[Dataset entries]
————

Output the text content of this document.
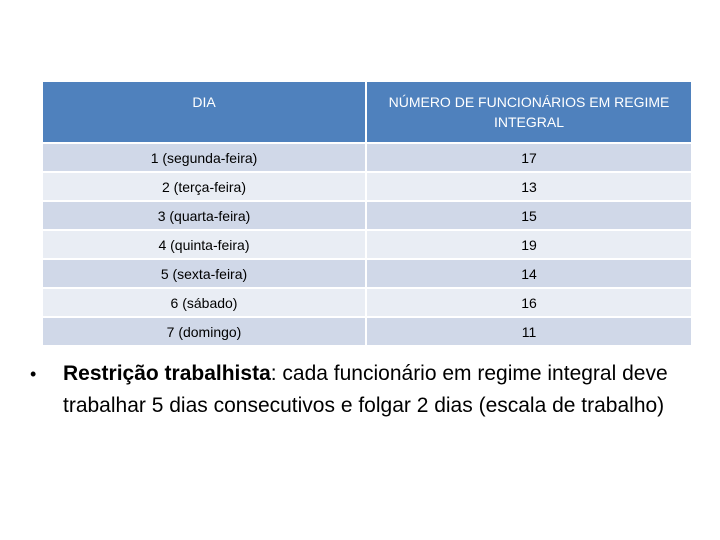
DIA	NÚMERO DE FUNCIONÁRIOS EM REGIME INTEGRAL
1 (segunda-feira)	17
2 (terça-feira)	13
3 (quarta-feira)	15
4 (quinta-feira)	19
5 (sexta-feira)	14
6 (sábado)	16
7 (domingo)	11
• Restrição trabalhista: cada funcionário em regime integral deve trabalhar 5 dias consecutivos e folgar 2 dias (escala de trabalho)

————

• [Work to complete]: From the entries above, pull out each line that includes "feira".

• [Exercise answer]:
1 (segunda-feira)	17
2 (terça-feira)	13
3 (quarta-feira)	15
4 (quinta-feira)	19
5 (sexta-feira)	14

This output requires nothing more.